▸ PROVIDED INFORMATION:
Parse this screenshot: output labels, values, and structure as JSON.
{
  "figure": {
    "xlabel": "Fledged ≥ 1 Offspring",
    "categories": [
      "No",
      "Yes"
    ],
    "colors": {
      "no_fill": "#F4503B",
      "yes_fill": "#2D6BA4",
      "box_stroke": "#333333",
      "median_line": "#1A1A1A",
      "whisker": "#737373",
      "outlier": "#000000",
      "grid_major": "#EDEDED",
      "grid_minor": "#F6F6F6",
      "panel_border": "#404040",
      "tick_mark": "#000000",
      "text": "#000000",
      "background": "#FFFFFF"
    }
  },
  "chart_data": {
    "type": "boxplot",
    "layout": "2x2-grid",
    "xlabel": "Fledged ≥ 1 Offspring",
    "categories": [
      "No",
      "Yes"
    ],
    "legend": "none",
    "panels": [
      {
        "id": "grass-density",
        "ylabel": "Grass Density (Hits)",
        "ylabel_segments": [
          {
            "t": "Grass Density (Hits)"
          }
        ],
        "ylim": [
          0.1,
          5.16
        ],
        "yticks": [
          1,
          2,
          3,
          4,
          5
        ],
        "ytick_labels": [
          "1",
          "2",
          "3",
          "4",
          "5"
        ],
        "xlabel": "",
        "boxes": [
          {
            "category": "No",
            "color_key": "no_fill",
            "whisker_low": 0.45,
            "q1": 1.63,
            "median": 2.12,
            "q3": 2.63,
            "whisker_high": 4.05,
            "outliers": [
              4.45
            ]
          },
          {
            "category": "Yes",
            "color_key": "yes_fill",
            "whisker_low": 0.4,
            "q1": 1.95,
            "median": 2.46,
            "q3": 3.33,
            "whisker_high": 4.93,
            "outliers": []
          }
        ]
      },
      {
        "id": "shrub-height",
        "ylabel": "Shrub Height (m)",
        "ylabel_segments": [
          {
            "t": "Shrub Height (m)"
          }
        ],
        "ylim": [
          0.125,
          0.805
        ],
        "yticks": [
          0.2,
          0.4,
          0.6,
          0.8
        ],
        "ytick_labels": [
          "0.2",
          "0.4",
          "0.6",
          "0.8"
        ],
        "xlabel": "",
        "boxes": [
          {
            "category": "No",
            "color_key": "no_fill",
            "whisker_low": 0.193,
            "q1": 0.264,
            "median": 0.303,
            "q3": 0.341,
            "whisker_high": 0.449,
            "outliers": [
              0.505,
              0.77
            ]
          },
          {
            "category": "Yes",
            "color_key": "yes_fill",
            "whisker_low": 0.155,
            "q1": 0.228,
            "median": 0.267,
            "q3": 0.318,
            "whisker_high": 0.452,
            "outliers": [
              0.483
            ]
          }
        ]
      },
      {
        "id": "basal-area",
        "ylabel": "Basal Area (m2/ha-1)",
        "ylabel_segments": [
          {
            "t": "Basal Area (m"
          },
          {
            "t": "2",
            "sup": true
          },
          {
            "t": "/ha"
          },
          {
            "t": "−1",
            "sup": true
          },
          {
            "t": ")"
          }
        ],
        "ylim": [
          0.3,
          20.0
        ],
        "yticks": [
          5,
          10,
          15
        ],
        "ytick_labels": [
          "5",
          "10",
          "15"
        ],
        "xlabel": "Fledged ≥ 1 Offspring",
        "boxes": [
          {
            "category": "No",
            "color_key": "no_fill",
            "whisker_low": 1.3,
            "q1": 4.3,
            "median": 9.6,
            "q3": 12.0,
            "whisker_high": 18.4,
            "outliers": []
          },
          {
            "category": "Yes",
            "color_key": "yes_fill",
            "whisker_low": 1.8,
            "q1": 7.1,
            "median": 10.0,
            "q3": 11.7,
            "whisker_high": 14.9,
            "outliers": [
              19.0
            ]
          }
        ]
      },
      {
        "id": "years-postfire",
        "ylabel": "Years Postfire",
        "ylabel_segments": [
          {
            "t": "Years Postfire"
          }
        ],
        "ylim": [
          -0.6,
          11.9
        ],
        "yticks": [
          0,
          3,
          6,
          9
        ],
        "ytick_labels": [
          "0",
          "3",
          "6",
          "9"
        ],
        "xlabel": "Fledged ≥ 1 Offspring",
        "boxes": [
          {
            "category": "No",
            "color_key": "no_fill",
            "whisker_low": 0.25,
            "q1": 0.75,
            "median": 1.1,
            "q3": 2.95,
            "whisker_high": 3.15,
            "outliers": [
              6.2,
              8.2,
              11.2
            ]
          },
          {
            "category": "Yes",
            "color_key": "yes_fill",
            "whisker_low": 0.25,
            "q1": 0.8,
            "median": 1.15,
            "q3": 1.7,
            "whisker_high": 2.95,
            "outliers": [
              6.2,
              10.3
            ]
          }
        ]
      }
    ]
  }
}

▸ WRITTEN INSTRUCTION: Return only those lines of the records that contain the string "Hits".

▸ PROBLEM SOLUTION:
        "ylabel": "Grass Density (Hits)",
            "t": "Grass Density (Hits)"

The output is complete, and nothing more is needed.